- _Given problem_
Without the pictures, set down the records below word for word.

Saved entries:

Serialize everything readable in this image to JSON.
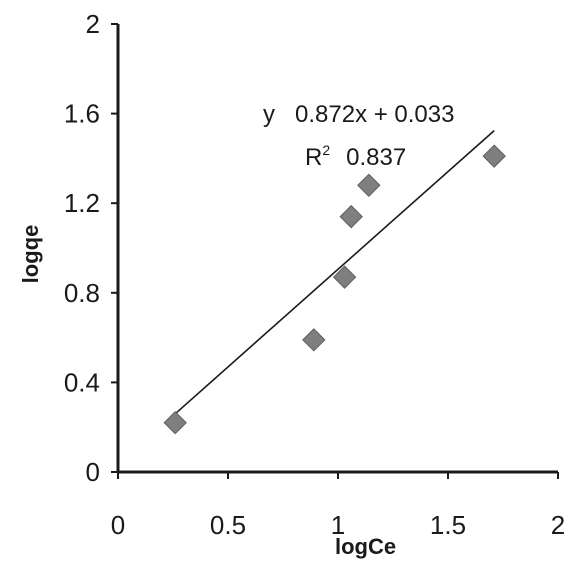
{
  "chart_data": {
    "type": "scatter",
    "title": "",
    "xlabel": "logCe",
    "ylabel": "logqe",
    "xlim": [
      0,
      2
    ],
    "ylim": [
      0,
      2
    ],
    "x_ticks": [
      "0",
      "0.5",
      "1",
      "1.5",
      "2"
    ],
    "y_ticks": [
      "0",
      "0.4",
      "0.8",
      "1.2",
      "1.6",
      "2"
    ],
    "series": [
      {
        "marker": "diamond",
        "color": "#7f7f7f",
        "points": [
          {
            "x": 0.26,
            "y": 0.22
          },
          {
            "x": 0.89,
            "y": 0.59
          },
          {
            "x": 1.03,
            "y": 0.87
          },
          {
            "x": 1.06,
            "y": 1.14
          },
          {
            "x": 1.14,
            "y": 1.28
          },
          {
            "x": 1.71,
            "y": 1.41
          }
        ]
      }
    ],
    "trendline": {
      "slope": 0.872,
      "intercept": 0.033,
      "x_range": [
        0.26,
        1.71
      ],
      "color": "#1a1a1a"
    },
    "annotations": {
      "equation": "y   0.872x + 0.033",
      "r2_label": "R",
      "r2_sup": "2",
      "r2_value": "0.837"
    },
    "grid": false,
    "legend": "none"
  }
}
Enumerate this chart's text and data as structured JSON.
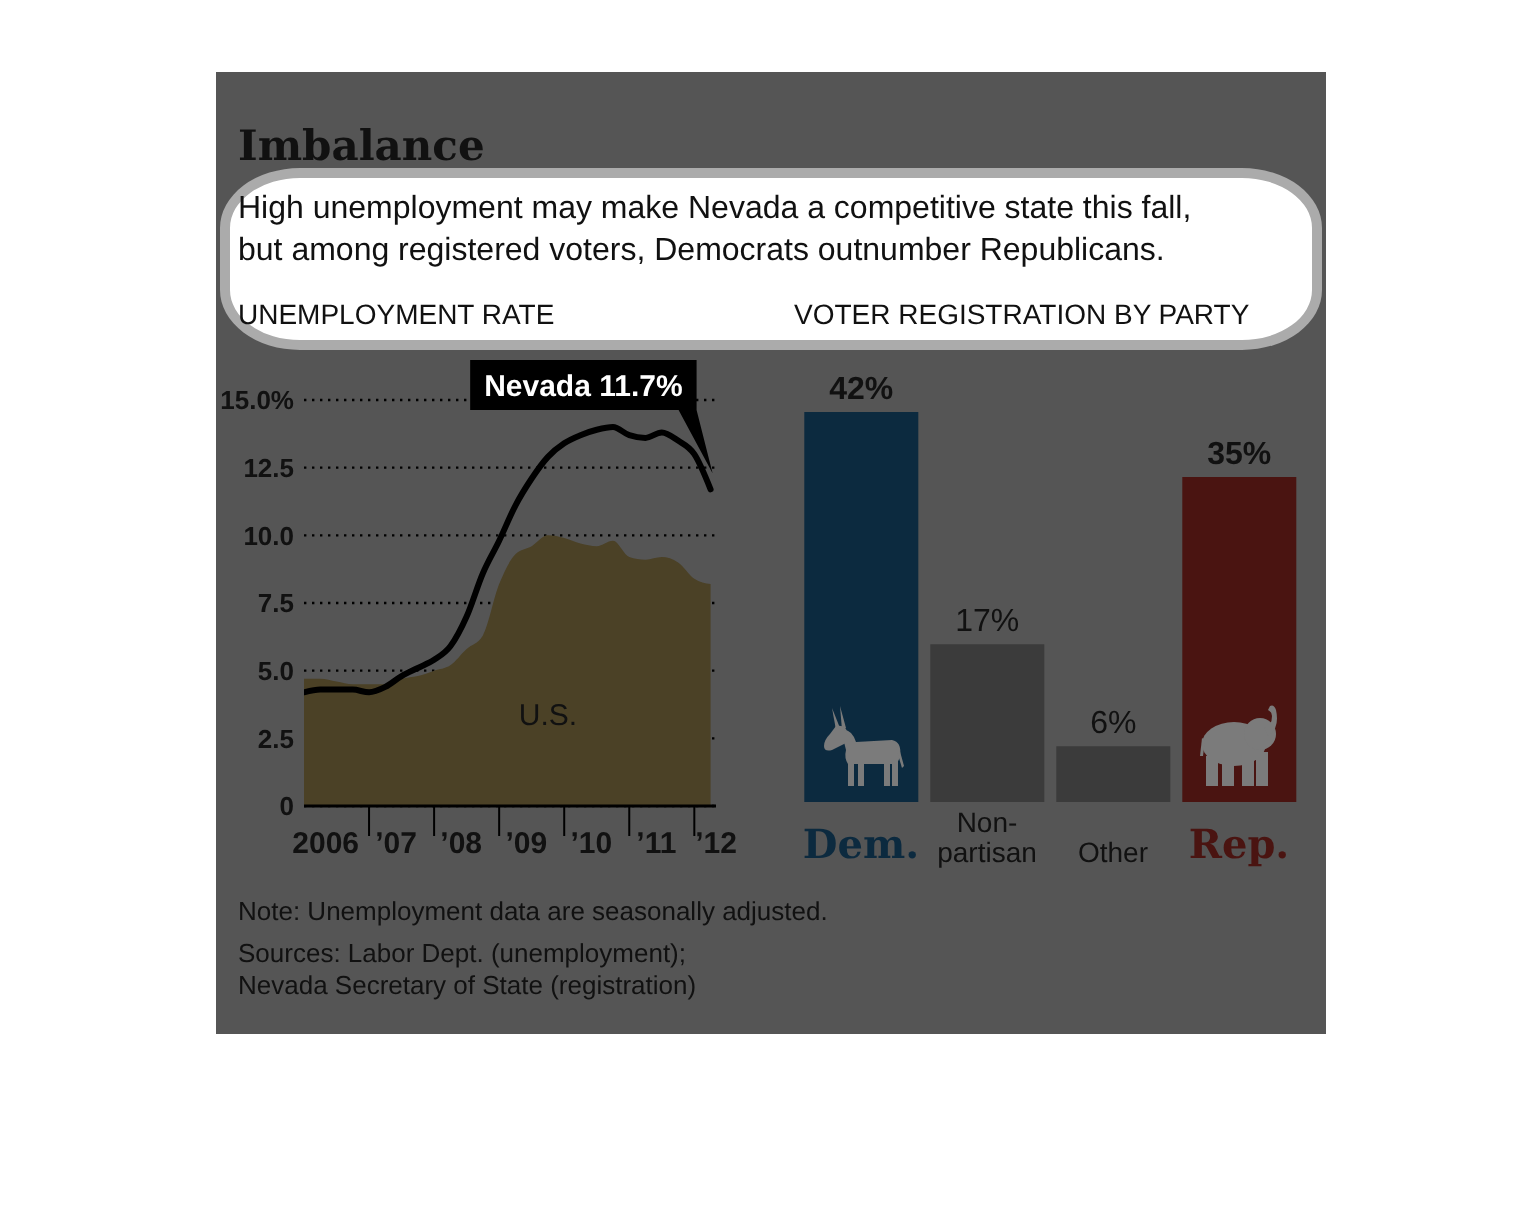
{
  "chart_data": [
    {
      "type": "other",
      "title": "Imbalance",
      "subtitle": "High unemployment may make Nevada a competitive state this fall, but among registered voters, Democrats outnumber Republicans."
    },
    {
      "type": "line",
      "title": "UNEMPLOYMENT RATE",
      "x": [
        "2006-01",
        "2006-04",
        "2006-07",
        "2006-10",
        "2007-01",
        "2007-04",
        "2007-07",
        "2007-10",
        "2008-01",
        "2008-04",
        "2008-07",
        "2008-10",
        "2009-01",
        "2009-04",
        "2009-07",
        "2009-10",
        "2010-01",
        "2010-04",
        "2010-07",
        "2010-10",
        "2011-01",
        "2011-04",
        "2011-07",
        "2011-10",
        "2012-01",
        "2012-04"
      ],
      "series": [
        {
          "name": "U.S.",
          "type": "area",
          "color": "#4b4126",
          "values": [
            4.7,
            4.7,
            4.6,
            4.5,
            4.5,
            4.5,
            4.7,
            4.8,
            5.0,
            5.2,
            5.8,
            6.3,
            8.2,
            9.3,
            9.6,
            10.0,
            9.9,
            9.7,
            9.6,
            9.8,
            9.2,
            9.1,
            9.2,
            9.0,
            8.4,
            8.2
          ]
        },
        {
          "name": "Nevada",
          "type": "line",
          "color": "#000000",
          "values": [
            4.2,
            4.3,
            4.3,
            4.3,
            4.2,
            4.4,
            4.8,
            5.1,
            5.4,
            5.9,
            7.0,
            8.6,
            9.8,
            11.1,
            12.1,
            12.9,
            13.4,
            13.7,
            13.9,
            14.0,
            13.7,
            13.6,
            13.8,
            13.5,
            13.0,
            11.7
          ],
          "value_labels": [
            null,
            null,
            null,
            null,
            null,
            null,
            null,
            null,
            null,
            null,
            null,
            null,
            null,
            null,
            null,
            null,
            null,
            null,
            null,
            null,
            null,
            null,
            null,
            null,
            null,
            "11.7%"
          ]
        }
      ],
      "xlim": [
        "2006-01",
        "2012-05"
      ],
      "ylim": [
        0,
        15
      ],
      "xticks": [
        {
          "value": "2006-05",
          "label": "2006"
        },
        {
          "value": "2007-01",
          "label": null
        },
        {
          "value": "2007-06",
          "label": "’07"
        },
        {
          "value": "2008-01",
          "label": null
        },
        {
          "value": "2008-06",
          "label": "’08"
        },
        {
          "value": "2009-01",
          "label": null
        },
        {
          "value": "2009-06",
          "label": "’09"
        },
        {
          "value": "2010-01",
          "label": null
        },
        {
          "value": "2010-06",
          "label": "’10"
        },
        {
          "value": "2011-01",
          "label": null
        },
        {
          "value": "2011-06",
          "label": "’11"
        },
        {
          "value": "2012-01",
          "label": null
        },
        {
          "value": "2012-05",
          "label": "’12"
        }
      ],
      "yticks": [
        0,
        2.5,
        {
          "value": 5,
          "label": "5.0"
        },
        7.5,
        {
          "value": 10,
          "label": "10.0"
        },
        12.5,
        {
          "value": 15,
          "label": "15.0%"
        }
      ],
      "grid": "y",
      "marker": "none"
    },
    {
      "type": "bar",
      "title": "VOTER REGISTRATION BY PARTY",
      "categories": [
        "Dem.",
        "Non-partisan",
        "Other",
        "Rep."
      ],
      "values": [
        42,
        17,
        6,
        35
      ],
      "colors": [
        "#0c2a3f",
        "#3b3b3b",
        "#3b3b3b",
        "#4a1411"
      ],
      "value_labels": [
        "42%",
        "17%",
        "6%",
        "35%"
      ],
      "tick_labels": "x"
    },
    {
      "type": "other",
      "annotations": [
        "Note: Unemployment data are seasonally adjusted.",
        "Sources: Labor Dept. (unemployment); Nevada Secretary of State (registration)"
      ]
    }
  ]
}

- _Exercise result_
Serialize everything readable in this image to JSON.
{
  "chart_data": {
    "type": "scatter",
    "title": "",
    "xlabel": "logCe",
    "ylabel": "logqe",
    "xlim": [
      0,
      2
    ],
    "ylim": [
      0,
      2
    ],
    "x_ticks": [
      "0",
      "0.5",
      "1",
      "1.5",
      "2"
    ],
    "y_ticks": [
      "0",
      "0.4",
      "0.8",
      "1.2",
      "1.6",
      "2"
    ],
    "series": [
      {
        "marker": "diamond",
        "color": "#7f7f7f",
        "points": [
          {
            "x": 0.26,
            "y": 0.22
          },
          {
            "x": 0.89,
            "y": 0.59
          },
          {
            "x": 1.03,
            "y": 0.87
          },
          {
            "x": 1.06,
            "y": 1.14
          },
          {
            "x": 1.14,
            "y": 1.28
          },
          {
            "x": 1.71,
            "y": 1.41
          }
        ]
      }
    ],
    "trendline": {
      "slope": 0.872,
      "intercept": 0.033,
      "x_range": [
        0.26,
        1.71
      ],
      "color": "#1a1a1a"
    },
    "annotations": {
      "equation": "y   0.872x + 0.033",
      "r2_label": "R",
      "r2_sup": "2",
      "r2_value": "0.837"
    },
    "grid": false,
    "legend": "none"
  }
}
Enumerate this chart's text and data as structured JSON.
{
  "chart_data": [
    {
      "type": "other",
      "title": "Imbalance",
      "subtitle": "High unemployment may make Nevada a competitive state this fall, but among registered voters, Democrats outnumber Republicans."
    },
    {
      "type": "line",
      "title": "UNEMPLOYMENT RATE",
      "x": [
        "2006-01",
        "2006-04",
        "2006-07",
        "2006-10",
        "2007-01",
        "2007-04",
        "2007-07",
        "2007-10",
        "2008-01",
        "2008-04",
        "2008-07",
        "2008-10",
        "2009-01",
        "2009-04",
        "2009-07",
        "2009-10",
        "2010-01",
        "2010-04",
        "2010-07",
        "2010-10",
        "2011-01",
        "2011-04",
        "2011-07",
        "2011-10",
        "2012-01",
        "2012-04"
      ],
      "series": [
        {
          "name": "U.S.",
          "type": "area",
          "color": "#4b4126",
          "values": [
            4.7,
            4.7,
            4.6,
            4.5,
            4.5,
            4.5,
            4.7,
            4.8,
            5.0,
            5.2,
            5.8,
            6.3,
            8.2,
            9.3,
            9.6,
            10.0,
            9.9,
            9.7,
            9.6,
            9.8,
            9.2,
            9.1,
            9.2,
            9.0,
            8.4,
            8.2
          ]
        },
        {
          "name": "Nevada",
          "type": "line",
          "color": "#000000",
          "values": [
            4.2,
            4.3,
            4.3,
            4.3,
            4.2,
            4.4,
            4.8,
            5.1,
            5.4,
            5.9,
            7.0,
            8.6,
            9.8,
            11.1,
            12.1,
            12.9,
            13.4,
            13.7,
            13.9,
            14.0,
            13.7,
            13.6,
            13.8,
            13.5,
            13.0,
            11.7
          ],
          "value_labels": [
            null,
            null,
            null,
            null,
            null,
            null,
            null,
            null,
            null,
            null,
            null,
            null,
            null,
            null,
            null,
            null,
            null,
            null,
            null,
            null,
            null,
            null,
            null,
            null,
            null,
            "11.7%"
          ]
        }
      ],
      "xlim": [
        "2006-01",
        "2012-05"
      ],
      "ylim": [
        0,
        15
      ],
      "xticks": [
        {
          "value": "2006-05",
          "label": "2006"
        },
        {
          "value": "2007-01",
          "label": null
        },
        {
          "value": "2007-06",
          "label": "’07"
        },
        {
          "value": "2008-01",
          "label": null
        },
        {
          "value": "2008-06",
          "label": "’08"
        },
        {
          "value": "2009-01",
          "label": null
        },
        {
          "value": "2009-06",
          "label": "’09"
        },
        {
          "value": "2010-01",
          "label": null
        },
        {
          "value": "2010-06",
          "label": "’10"
        },
        {
          "value": "2011-01",
          "label": null
        },
        {
          "value": "2011-06",
          "label": "’11"
        },
        {
          "value": "2012-01",
          "label": null
        },
        {
          "value": "2012-05",
          "label": "’12"
        }
      ],
      "yticks": [
        0,
        2.5,
        {
          "value": 5,
          "label": "5.0"
        },
        7.5,
        {
          "value": 10,
          "label": "10.0"
        },
        12.5,
        {
          "value": 15,
          "label": "15.0%"
        }
      ],
      "grid": "y",
      "marker": "none"
    },
    {
      "type": "bar",
      "title": "VOTER REGISTRATION BY PARTY",
      "categories": [
        "Dem.",
        "Non-partisan",
        "Other",
        "Rep."
      ],
      "values": [
        42,
        17,
        6,
        35
      ],
      "colors": [
        "#0c2a3f",
        "#3b3b3b",
        "#3b3b3b",
        "#4a1411"
      ],
      "value_labels": [
        "42%",
        "17%",
        "6%",
        "35%"
      ],
      "tick_labels": "x"
    },
    {
      "type": "other",
      "annotations": [
        "Note: Unemployment data are seasonally adjusted.",
        "Sources: Labor Dept. (unemployment); Nevada Secretary of State (registration)"
      ]
    }
  ]
}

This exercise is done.